### SHORT EXERCISE:
Can you print every record below exactly as written?

Recorded data:
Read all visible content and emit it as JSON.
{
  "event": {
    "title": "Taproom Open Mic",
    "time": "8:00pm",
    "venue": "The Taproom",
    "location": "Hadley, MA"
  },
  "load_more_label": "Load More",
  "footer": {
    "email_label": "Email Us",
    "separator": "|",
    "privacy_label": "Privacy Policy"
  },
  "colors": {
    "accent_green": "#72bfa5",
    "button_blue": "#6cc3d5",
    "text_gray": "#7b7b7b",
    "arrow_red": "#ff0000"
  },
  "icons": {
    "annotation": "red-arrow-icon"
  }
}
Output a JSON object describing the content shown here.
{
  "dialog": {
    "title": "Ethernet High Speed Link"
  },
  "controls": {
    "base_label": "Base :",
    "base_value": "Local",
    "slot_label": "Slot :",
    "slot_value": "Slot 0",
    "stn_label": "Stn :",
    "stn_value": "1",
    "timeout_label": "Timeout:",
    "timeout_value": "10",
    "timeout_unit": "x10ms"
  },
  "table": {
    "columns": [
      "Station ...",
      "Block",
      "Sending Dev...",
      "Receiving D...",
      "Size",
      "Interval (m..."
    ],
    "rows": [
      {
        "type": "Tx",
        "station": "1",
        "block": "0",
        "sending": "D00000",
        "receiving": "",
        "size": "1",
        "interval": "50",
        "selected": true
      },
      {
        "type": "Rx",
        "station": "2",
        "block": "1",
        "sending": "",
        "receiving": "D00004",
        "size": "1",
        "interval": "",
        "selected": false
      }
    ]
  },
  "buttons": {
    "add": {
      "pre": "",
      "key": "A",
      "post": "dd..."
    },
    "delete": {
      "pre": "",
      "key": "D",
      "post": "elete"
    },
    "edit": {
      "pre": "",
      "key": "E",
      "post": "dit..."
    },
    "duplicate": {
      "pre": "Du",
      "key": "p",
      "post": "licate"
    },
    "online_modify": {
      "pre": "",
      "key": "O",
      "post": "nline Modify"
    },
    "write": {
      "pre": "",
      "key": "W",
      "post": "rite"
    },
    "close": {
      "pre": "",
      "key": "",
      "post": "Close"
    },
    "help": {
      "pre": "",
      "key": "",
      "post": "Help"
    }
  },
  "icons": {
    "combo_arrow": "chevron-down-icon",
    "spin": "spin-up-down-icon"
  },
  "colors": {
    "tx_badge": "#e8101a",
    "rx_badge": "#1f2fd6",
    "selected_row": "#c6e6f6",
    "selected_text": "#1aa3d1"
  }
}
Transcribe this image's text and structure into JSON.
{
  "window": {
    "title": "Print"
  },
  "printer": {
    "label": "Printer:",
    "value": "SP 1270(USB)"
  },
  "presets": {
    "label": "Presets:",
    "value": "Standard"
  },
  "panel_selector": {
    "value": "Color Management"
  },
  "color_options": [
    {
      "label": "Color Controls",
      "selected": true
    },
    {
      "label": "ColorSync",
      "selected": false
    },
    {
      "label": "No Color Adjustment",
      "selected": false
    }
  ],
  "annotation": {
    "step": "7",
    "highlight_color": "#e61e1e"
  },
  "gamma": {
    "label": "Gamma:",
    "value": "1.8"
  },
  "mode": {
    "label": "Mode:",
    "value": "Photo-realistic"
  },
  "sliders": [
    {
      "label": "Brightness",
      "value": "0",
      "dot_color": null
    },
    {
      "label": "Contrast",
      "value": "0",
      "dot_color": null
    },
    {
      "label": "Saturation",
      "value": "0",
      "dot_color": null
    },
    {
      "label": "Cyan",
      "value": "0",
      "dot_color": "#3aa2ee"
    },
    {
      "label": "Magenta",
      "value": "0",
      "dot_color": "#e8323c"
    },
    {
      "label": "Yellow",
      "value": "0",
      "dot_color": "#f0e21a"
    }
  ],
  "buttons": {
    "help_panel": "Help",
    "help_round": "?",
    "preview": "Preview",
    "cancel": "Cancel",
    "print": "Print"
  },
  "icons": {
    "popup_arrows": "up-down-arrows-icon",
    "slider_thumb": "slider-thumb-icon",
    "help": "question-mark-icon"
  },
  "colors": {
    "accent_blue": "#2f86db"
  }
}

### ANSWER TO THE EXERCISE:
Read all visible content and emit it as JSON.
{
  "event": {
    "title": "Taproom Open Mic",
    "time": "8:00pm",
    "venue": "The Taproom",
    "location": "Hadley, MA"
  },
  "load_more_label": "Load More",
  "footer": {
    "email_label": "Email Us",
    "separator": "|",
    "privacy_label": "Privacy Policy"
  },
  "colors": {
    "accent_green": "#72bfa5",
    "button_blue": "#6cc3d5",
    "text_gray": "#7b7b7b",
    "arrow_red": "#ff0000"
  },
  "icons": {
    "annotation": "red-arrow-icon"
  }
}
Output a JSON object describing the content shown here.
{
  "dialog": {
    "title": "Ethernet High Speed Link"
  },
  "controls": {
    "base_label": "Base :",
    "base_value": "Local",
    "slot_label": "Slot :",
    "slot_value": "Slot 0",
    "stn_label": "Stn :",
    "stn_value": "1",
    "timeout_label": "Timeout:",
    "timeout_value": "10",
    "timeout_unit": "x10ms"
  },
  "table": {
    "columns": [
      "Station ...",
      "Block",
      "Sending Dev...",
      "Receiving D...",
      "Size",
      "Interval (m..."
    ],
    "rows": [
      {
        "type": "Tx",
        "station": "1",
        "block": "0",
        "sending": "D00000",
        "receiving": "",
        "size": "1",
        "interval": "50",
        "selected": true
      },
      {
        "type": "Rx",
        "station": "2",
        "block": "1",
        "sending": "",
        "receiving": "D00004",
        "size": "1",
        "interval": "",
        "selected": false
      }
    ]
  },
  "buttons": {
    "add": {
      "pre": "",
      "key": "A",
      "post": "dd..."
    },
    "delete": {
      "pre": "",
      "key": "D",
      "post": "elete"
    },
    "edit": {
      "pre": "",
      "key": "E",
      "post": "dit..."
    },
    "duplicate": {
      "pre": "Du",
      "key": "p",
      "post": "licate"
    },
    "online_modify": {
      "pre": "",
      "key": "O",
      "post": "nline Modify"
    },
    "write": {
      "pre": "",
      "key": "W",
      "post": "rite"
    },
    "close": {
      "pre": "",
      "key": "",
      "post": "Close"
    },
    "help": {
      "pre": "",
      "key": "",
      "post": "Help"
    }
  },
  "icons": {
    "combo_arrow": "chevron-down-icon",
    "spin": "spin-up-down-icon"
  },
  "colors": {
    "tx_badge": "#e8101a",
    "rx_badge": "#1f2fd6",
    "selected_row": "#c6e6f6",
    "selected_text": "#1aa3d1"
  }
}
Transcribe this image's text and structure into JSON.
{
  "window": {
    "title": "Print"
  },
  "printer": {
    "label": "Printer:",
    "value": "SP 1270(USB)"
  },
  "presets": {
    "label": "Presets:",
    "value": "Standard"
  },
  "panel_selector": {
    "value": "Color Management"
  },
  "color_options": [
    {
      "label": "Color Controls",
      "selected": true
    },
    {
      "label": "ColorSync",
      "selected": false
    },
    {
      "label": "No Color Adjustment",
      "selected": false
    }
  ],
  "annotation": {
    "step": "7",
    "highlight_color": "#e61e1e"
  },
  "gamma": {
    "label": "Gamma:",
    "value": "1.8"
  },
  "mode": {
    "label": "Mode:",
    "value": "Photo-realistic"
  },
  "sliders": [
    {
      "label": "Brightness",
      "value": "0",
      "dot_color": null
    },
    {
      "label": "Contrast",
      "value": "0",
      "dot_color": null
    },
    {
      "label": "Saturation",
      "value": "0",
      "dot_color": null
    },
    {
      "label": "Cyan",
      "value": "0",
      "dot_color": "#3aa2ee"
    },
    {
      "label": "Magenta",
      "value": "0",
      "dot_color": "#e8323c"
    },
    {
      "label": "Yellow",
      "value": "0",
      "dot_color": "#f0e21a"
    }
  ],
  "buttons": {
    "help_panel": "Help",
    "help_round": "?",
    "preview": "Preview",
    "cancel": "Cancel",
    "print": "Print"
  },
  "icons": {
    "popup_arrows": "up-down-arrows-icon",
    "slider_thumb": "slider-thumb-icon",
    "help": "question-mark-icon"
  },
  "colors": {
    "accent_blue": "#2f86db"
  }
}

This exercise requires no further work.